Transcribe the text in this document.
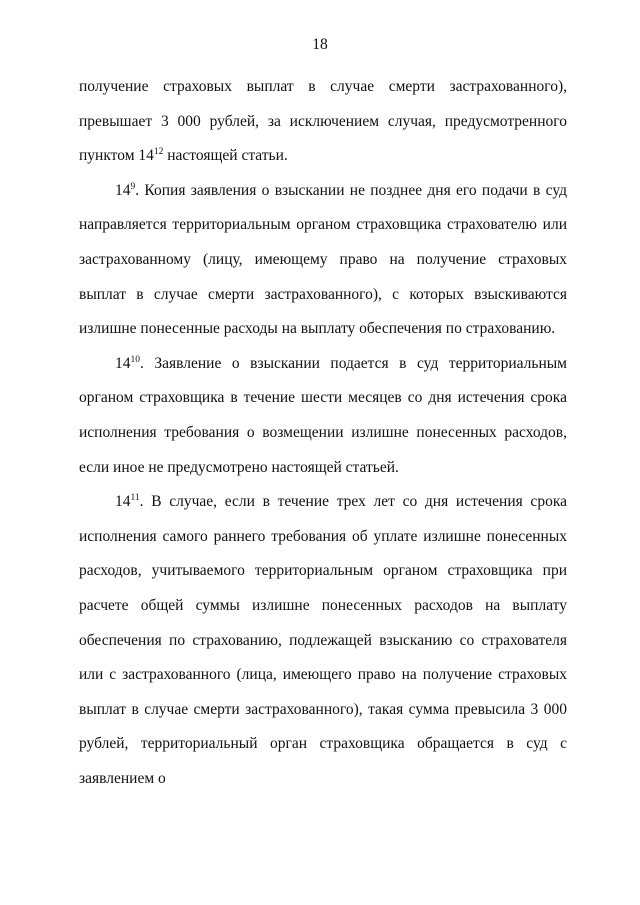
18

получение страховых выплат в случае смерти застрахованного), превышает 3 000 рублей, за исключением случая, предусмотренного пунктом $14^{12}$ настоящей статьи.

$14^9$. Копия заявления о взыскании не позднее дня его подачи в суд направляется территориальным органом страховщика страхователю или застрахованному (лицу, имеющему право на получение страховых выплат в случае смерти застрахованного), с которых взыскиваются излишне понесенные расходы на выплату обеспечения по страхованию.

$14^{10}$. Заявление о взыскании подается в суд территориальным органом страховщика в течение шести месяцев со дня истечения срока исполнения требования о возмещении излишне понесенных расходов, если иное не предусмотрено настоящей статьей.

$14^{11}$. В случае, если в течение трех лет со дня истечения срока исполнения самого раннего требования об уплате излишне понесенных расходов, учитываемого территориальным органом страховщика при расчете общей суммы излишне понесенных расходов на выплату обеспечения по страхованию, подлежащей взысканию со страхователя или с застрахованного (лица, имеющего право на получение страховых выплат в случае смерти застрахованного), такая сумма превысила 3 000 рублей, территориальный орган страховщика обращается в суд с заявлением о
• • • •
All entries must be written out again exactly as given, with no pictures in the copy.

Transcribe the text in this document.
18

получение страховых выплат в случае смерти застрахованного), превышает 3 000 рублей, за исключением случая, предусмотренного пунктом $14^{12}$ настоящей статьи.

$14^9$. Копия заявления о взыскании не позднее дня его подачи в суд направляется территориальным органом страховщика страхователю или застрахованному (лицу, имеющему право на получение страховых выплат в случае смерти застрахованного), с которых взыскиваются излишне понесенные расходы на выплату обеспечения по страхованию.

$14^{10}$. Заявление о взыскании подается в суд территориальным органом страховщика в течение шести месяцев со дня истечения срока исполнения требования о возмещении излишне понесенных расходов, если иное не предусмотрено настоящей статьей.

$14^{11}$. В случае, если в течение трех лет со дня истечения срока исполнения самого раннего требования об уплате излишне понесенных расходов, учитываемого территориальным органом страховщика при расчете общей суммы излишне понесенных расходов на выплату обеспечения по страхованию, подлежащей взысканию со страхователя или с застрахованного (лица, имеющего право на получение страховых выплат в случае смерти застрахованного), такая сумма превысила 3 000 рублей, территориальный орган страховщика обращается в суд с заявлением о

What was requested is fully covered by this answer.